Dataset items
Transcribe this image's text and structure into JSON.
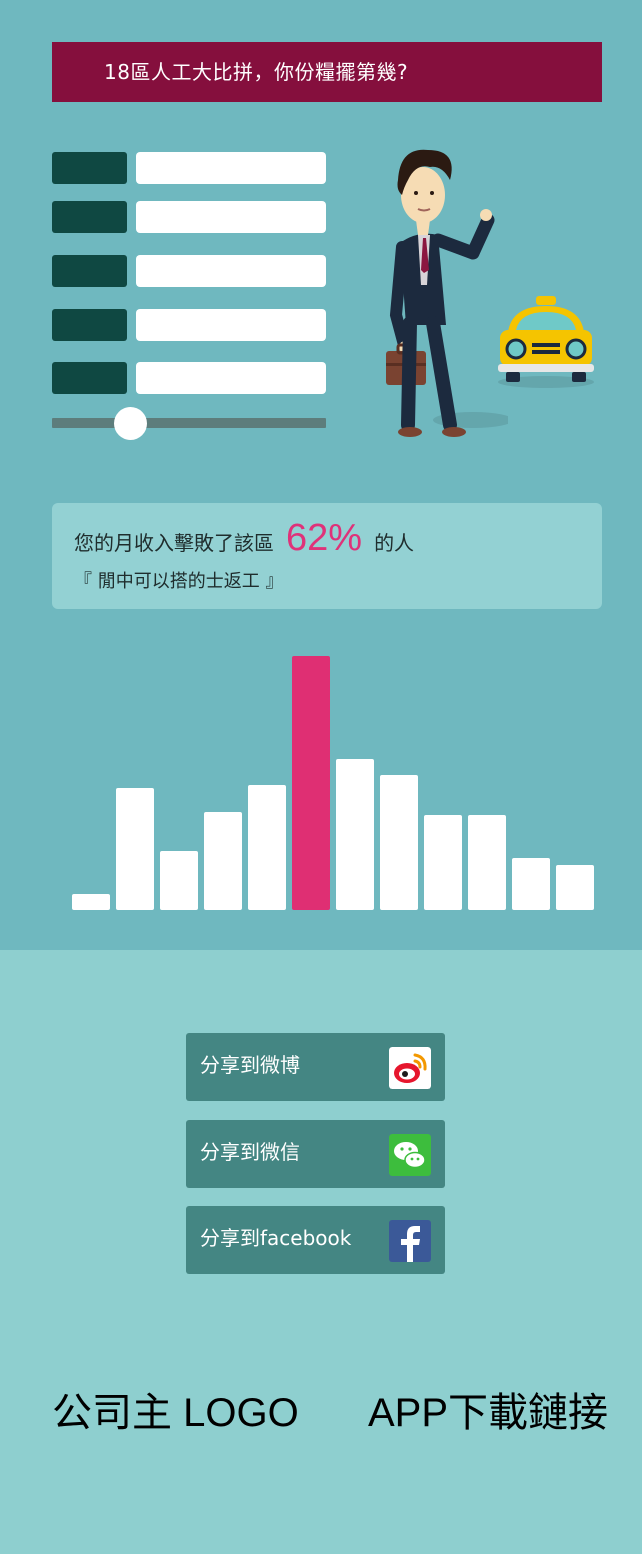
{
  "header": {
    "title": "18區人工大比拼，你份糧擺第幾?"
  },
  "form": {
    "rows": [
      {
        "label": "",
        "value": ""
      },
      {
        "label": "",
        "value": ""
      },
      {
        "label": "",
        "value": ""
      },
      {
        "label": "",
        "value": ""
      },
      {
        "label": "",
        "value": ""
      }
    ],
    "slider": {
      "value": 0.28
    }
  },
  "result": {
    "prefix": "您的月收入擊敗了該區",
    "percent": "62%",
    "suffix": "的人",
    "quote": "『 閒中可以搭的士返工 』"
  },
  "chart_data": {
    "type": "bar",
    "values": [
      16,
      122,
      59,
      98,
      125,
      254,
      151,
      135,
      95,
      95,
      52,
      45
    ],
    "highlight_index": 5,
    "highlight_color": "#df2f73",
    "bar_color": "#ffffff"
  },
  "share": {
    "weibo_label": "分享到微博",
    "wechat_label": "分享到微信",
    "facebook_label": "分享到facebook"
  },
  "footer": {
    "logo_text": "公司主 LOGO",
    "app_link_text": "APP下載鏈接"
  },
  "colors": {
    "title_bg": "#850f3d",
    "accent": "#df3279",
    "page_top": "#6fb8bf",
    "page_bottom": "#8ecfcf",
    "button": "#448683"
  },
  "icons": [
    "weibo-icon",
    "wechat-icon",
    "facebook-icon",
    "businessman-illustration",
    "taxi-illustration"
  ]
}
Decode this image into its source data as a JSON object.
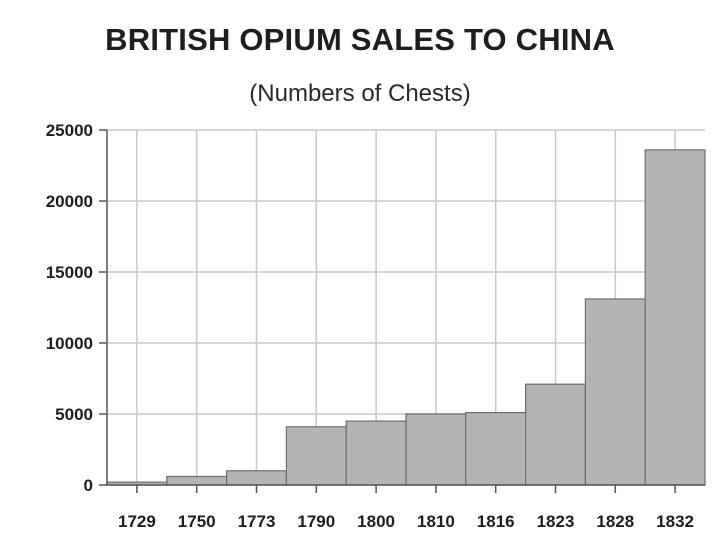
{
  "chart_data": {
    "type": "bar",
    "title": "BRITISH OPIUM SALES TO CHINA",
    "subtitle": "(Numbers of Chests)",
    "xlabel": "",
    "ylabel": "",
    "ylim": [
      0,
      25000
    ],
    "yticks": [
      "0",
      "5000",
      "10000",
      "15000",
      "20000",
      "25000"
    ],
    "yticks_values": [
      0,
      5000,
      10000,
      15000,
      20000,
      25000
    ],
    "grid": true,
    "legend": "none",
    "categories": [
      "",
      "",
      "",
      "",
      "",
      "",
      "",
      "",
      "",
      ""
    ],
    "xticks": [
      "1729",
      "1750",
      "1773",
      "1790",
      "1800",
      "1810",
      "1816",
      "1823",
      "1828",
      "1832"
    ],
    "values": [
      200,
      600,
      1000,
      4100,
      4500,
      5000,
      5100,
      7100,
      13100,
      23600
    ],
    "colors": {
      "bar": "#b4b4b4",
      "bar_stroke": "#6e6e6e",
      "grid": "#c8c8c8",
      "axis": "#555555"
    }
  }
}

▶ **What needs to be done**: Copy down every line of the material above that includes the string "into".

▶ **Full answer**:
Transcribe this image's text and structure into JSON.
Decode this image into its source data as a JSON object.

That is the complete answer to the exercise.